Stated goal: Identify all lines in the listing that include the word "structured", and copy them out.

### Recorded data

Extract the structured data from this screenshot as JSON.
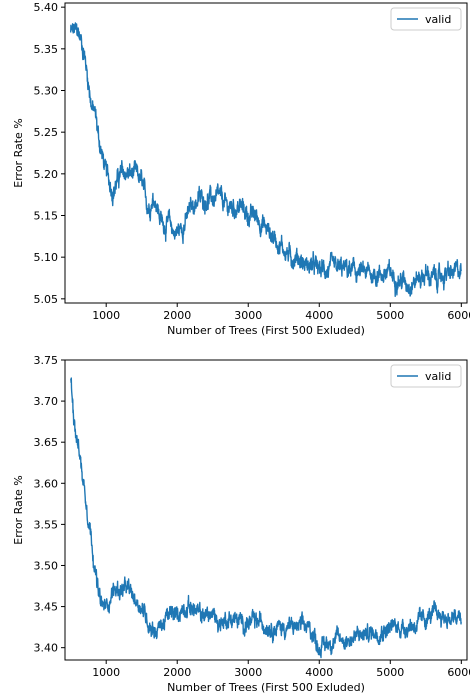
{
  "colors": {
    "series": "#1f77b4",
    "axes": "#000000",
    "legend_border": "#cccccc"
  },
  "chart_data": [
    {
      "type": "line",
      "title": "",
      "xlabel": "Number of Trees (First 500 Exluded)",
      "ylabel": "Error Rate %",
      "xlim": [
        420,
        6080
      ],
      "ylim": [
        5.045,
        5.405
      ],
      "xticks": [
        1000,
        2000,
        3000,
        4000,
        5000,
        6000
      ],
      "yticks": [
        5.05,
        5.1,
        5.15,
        5.2,
        5.25,
        5.3,
        5.35,
        5.4
      ],
      "ytick_labels": [
        "5.05",
        "5.10",
        "5.15",
        "5.20",
        "5.25",
        "5.30",
        "5.35",
        "5.40"
      ],
      "legend": {
        "position": "top-right",
        "entries": [
          "valid"
        ]
      },
      "grid": false,
      "series": [
        {
          "name": "valid",
          "noise": 0.012,
          "x": [
            500,
            550,
            600,
            650,
            700,
            750,
            800,
            850,
            900,
            950,
            1000,
            1050,
            1100,
            1150,
            1200,
            1300,
            1400,
            1500,
            1550,
            1600,
            1650,
            1700,
            1750,
            1800,
            1850,
            1900,
            1950,
            2000,
            2100,
            2200,
            2300,
            2400,
            2500,
            2600,
            2700,
            2800,
            2900,
            3000,
            3100,
            3200,
            3300,
            3400,
            3500,
            3600,
            3700,
            3800,
            3900,
            4000,
            4200,
            4400,
            4600,
            4800,
            5000,
            5100,
            5200,
            5300,
            5400,
            5500,
            5600,
            5700,
            5800,
            5900,
            6000
          ],
          "y": [
            5.37,
            5.37,
            5.37,
            5.36,
            5.34,
            5.31,
            5.28,
            5.27,
            5.24,
            5.22,
            5.2,
            5.19,
            5.18,
            5.19,
            5.2,
            5.2,
            5.2,
            5.19,
            5.17,
            5.16,
            5.17,
            5.17,
            5.15,
            5.14,
            5.14,
            5.14,
            5.13,
            5.13,
            5.14,
            5.16,
            5.17,
            5.17,
            5.17,
            5.17,
            5.16,
            5.16,
            5.16,
            5.15,
            5.15,
            5.14,
            5.13,
            5.12,
            5.11,
            5.1,
            5.1,
            5.09,
            5.09,
            5.085,
            5.085,
            5.085,
            5.08,
            5.08,
            5.08,
            5.075,
            5.07,
            5.07,
            5.075,
            5.08,
            5.075,
            5.075,
            5.08,
            5.08,
            5.085
          ]
        }
      ]
    },
    {
      "type": "line",
      "title": "",
      "xlabel": "Number of Trees (First 500 Exluded)",
      "ylabel": "Error Rate %",
      "xlim": [
        420,
        6080
      ],
      "ylim": [
        3.385,
        3.75
      ],
      "xticks": [
        1000,
        2000,
        3000,
        4000,
        5000,
        6000
      ],
      "yticks": [
        3.4,
        3.45,
        3.5,
        3.55,
        3.6,
        3.65,
        3.7,
        3.75
      ],
      "ytick_labels": [
        "3.40",
        "3.45",
        "3.50",
        "3.55",
        "3.60",
        "3.65",
        "3.70",
        "3.75"
      ],
      "legend": {
        "position": "top-right",
        "entries": [
          "valid"
        ]
      },
      "grid": false,
      "series": [
        {
          "name": "valid",
          "noise": 0.011,
          "x": [
            500,
            550,
            600,
            650,
            700,
            750,
            800,
            850,
            900,
            950,
            1000,
            1050,
            1100,
            1200,
            1300,
            1400,
            1500,
            1600,
            1700,
            1800,
            1900,
            2000,
            2100,
            2200,
            2300,
            2400,
            2500,
            2600,
            2700,
            2800,
            2900,
            3000,
            3200,
            3400,
            3600,
            3800,
            3900,
            4000,
            4100,
            4200,
            4400,
            4600,
            4800,
            5000,
            5200,
            5400,
            5500,
            5600,
            5700,
            5800,
            5900,
            6000
          ],
          "y": [
            3.725,
            3.68,
            3.65,
            3.62,
            3.59,
            3.56,
            3.53,
            3.49,
            3.46,
            3.45,
            3.45,
            3.46,
            3.47,
            3.47,
            3.47,
            3.46,
            3.45,
            3.43,
            3.42,
            3.43,
            3.44,
            3.44,
            3.45,
            3.45,
            3.44,
            3.44,
            3.44,
            3.43,
            3.435,
            3.435,
            3.43,
            3.43,
            3.43,
            3.425,
            3.425,
            3.425,
            3.42,
            3.4,
            3.405,
            3.41,
            3.41,
            3.415,
            3.42,
            3.425,
            3.425,
            3.43,
            3.435,
            3.44,
            3.44,
            3.435,
            3.435,
            3.435
          ]
        }
      ]
    }
  ]
}
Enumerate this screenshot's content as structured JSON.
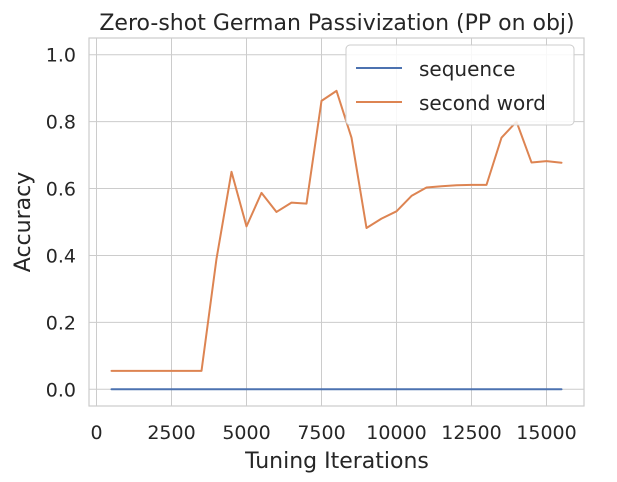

######

Solution to the exercise:
Extract the structured data from this screenshot as JSON.
Enumerate this screenshot's content as structured JSON.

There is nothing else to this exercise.